What to work on:
Would you set down every entry shown below, precisely as written?

Input:
** Start **

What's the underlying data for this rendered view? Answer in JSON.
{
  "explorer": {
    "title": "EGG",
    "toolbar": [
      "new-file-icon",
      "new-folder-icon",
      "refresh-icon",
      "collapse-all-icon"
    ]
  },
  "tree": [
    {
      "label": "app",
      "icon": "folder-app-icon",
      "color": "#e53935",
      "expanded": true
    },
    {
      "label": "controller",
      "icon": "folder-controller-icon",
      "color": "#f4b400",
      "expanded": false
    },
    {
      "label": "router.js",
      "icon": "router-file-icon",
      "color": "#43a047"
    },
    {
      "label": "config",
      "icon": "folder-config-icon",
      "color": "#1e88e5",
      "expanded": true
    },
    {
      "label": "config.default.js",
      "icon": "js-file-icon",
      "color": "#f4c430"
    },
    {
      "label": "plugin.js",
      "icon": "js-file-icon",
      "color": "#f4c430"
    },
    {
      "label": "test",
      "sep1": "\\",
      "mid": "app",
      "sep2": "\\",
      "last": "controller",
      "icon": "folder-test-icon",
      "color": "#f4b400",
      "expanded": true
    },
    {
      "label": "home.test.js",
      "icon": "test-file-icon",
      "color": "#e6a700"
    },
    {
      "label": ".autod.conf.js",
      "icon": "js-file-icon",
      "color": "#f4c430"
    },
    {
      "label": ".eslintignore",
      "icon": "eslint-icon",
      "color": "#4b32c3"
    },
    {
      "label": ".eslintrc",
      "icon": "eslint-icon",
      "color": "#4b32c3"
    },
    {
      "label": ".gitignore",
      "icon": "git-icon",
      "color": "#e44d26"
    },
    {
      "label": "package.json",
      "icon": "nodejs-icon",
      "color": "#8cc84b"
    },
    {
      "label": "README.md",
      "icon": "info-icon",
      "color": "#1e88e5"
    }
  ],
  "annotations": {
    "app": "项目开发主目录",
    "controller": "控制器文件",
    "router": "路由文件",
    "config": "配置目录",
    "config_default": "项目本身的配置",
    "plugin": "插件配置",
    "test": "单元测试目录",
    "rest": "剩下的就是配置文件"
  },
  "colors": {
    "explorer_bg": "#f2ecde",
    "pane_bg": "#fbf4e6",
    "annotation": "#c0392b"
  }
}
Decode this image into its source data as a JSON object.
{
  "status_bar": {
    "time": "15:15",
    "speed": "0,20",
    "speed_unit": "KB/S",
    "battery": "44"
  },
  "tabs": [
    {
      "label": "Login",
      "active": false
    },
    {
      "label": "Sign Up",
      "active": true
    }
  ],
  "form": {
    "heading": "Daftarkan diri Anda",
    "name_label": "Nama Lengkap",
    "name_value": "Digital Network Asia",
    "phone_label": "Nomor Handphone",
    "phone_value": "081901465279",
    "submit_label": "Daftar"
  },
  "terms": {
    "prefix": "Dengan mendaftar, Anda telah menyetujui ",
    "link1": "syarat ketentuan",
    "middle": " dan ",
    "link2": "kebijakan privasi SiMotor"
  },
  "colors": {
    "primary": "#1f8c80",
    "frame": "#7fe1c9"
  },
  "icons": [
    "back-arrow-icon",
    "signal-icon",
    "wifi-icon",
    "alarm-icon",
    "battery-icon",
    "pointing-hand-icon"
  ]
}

** End **

Output of the exercise:
What's the underlying data for this rendered view? Answer in JSON.
{
  "explorer": {
    "title": "EGG",
    "toolbar": [
      "new-file-icon",
      "new-folder-icon",
      "refresh-icon",
      "collapse-all-icon"
    ]
  },
  "tree": [
    {
      "label": "app",
      "icon": "folder-app-icon",
      "color": "#e53935",
      "expanded": true
    },
    {
      "label": "controller",
      "icon": "folder-controller-icon",
      "color": "#f4b400",
      "expanded": false
    },
    {
      "label": "router.js",
      "icon": "router-file-icon",
      "color": "#43a047"
    },
    {
      "label": "config",
      "icon": "folder-config-icon",
      "color": "#1e88e5",
      "expanded": true
    },
    {
      "label": "config.default.js",
      "icon": "js-file-icon",
      "color": "#f4c430"
    },
    {
      "label": "plugin.js",
      "icon": "js-file-icon",
      "color": "#f4c430"
    },
    {
      "label": "test",
      "sep1": "\\",
      "mid": "app",
      "sep2": "\\",
      "last": "controller",
      "icon": "folder-test-icon",
      "color": "#f4b400",
      "expanded": true
    },
    {
      "label": "home.test.js",
      "icon": "test-file-icon",
      "color": "#e6a700"
    },
    {
      "label": ".autod.conf.js",
      "icon": "js-file-icon",
      "color": "#f4c430"
    },
    {
      "label": ".eslintignore",
      "icon": "eslint-icon",
      "color": "#4b32c3"
    },
    {
      "label": ".eslintrc",
      "icon": "eslint-icon",
      "color": "#4b32c3"
    },
    {
      "label": ".gitignore",
      "icon": "git-icon",
      "color": "#e44d26"
    },
    {
      "label": "package.json",
      "icon": "nodejs-icon",
      "color": "#8cc84b"
    },
    {
      "label": "README.md",
      "icon": "info-icon",
      "color": "#1e88e5"
    }
  ],
  "annotations": {
    "app": "项目开发主目录",
    "controller": "控制器文件",
    "router": "路由文件",
    "config": "配置目录",
    "config_default": "项目本身的配置",
    "plugin": "插件配置",
    "test": "单元测试目录",
    "rest": "剩下的就是配置文件"
  },
  "colors": {
    "explorer_bg": "#f2ecde",
    "pane_bg": "#fbf4e6",
    "annotation": "#c0392b"
  }
}
Decode this image into its source data as a JSON object.
{
  "status_bar": {
    "time": "15:15",
    "speed": "0,20",
    "speed_unit": "KB/S",
    "battery": "44"
  },
  "tabs": [
    {
      "label": "Login",
      "active": false
    },
    {
      "label": "Sign Up",
      "active": true
    }
  ],
  "form": {
    "heading": "Daftarkan diri Anda",
    "name_label": "Nama Lengkap",
    "name_value": "Digital Network Asia",
    "phone_label": "Nomor Handphone",
    "phone_value": "081901465279",
    "submit_label": "Daftar"
  },
  "terms": {
    "prefix": "Dengan mendaftar, Anda telah menyetujui ",
    "link1": "syarat ketentuan",
    "middle": " dan ",
    "link2": "kebijakan privasi SiMotor"
  },
  "colors": {
    "primary": "#1f8c80",
    "frame": "#7fe1c9"
  },
  "icons": [
    "back-arrow-icon",
    "signal-icon",
    "wifi-icon",
    "alarm-icon",
    "battery-icon",
    "pointing-hand-icon"
  ]
}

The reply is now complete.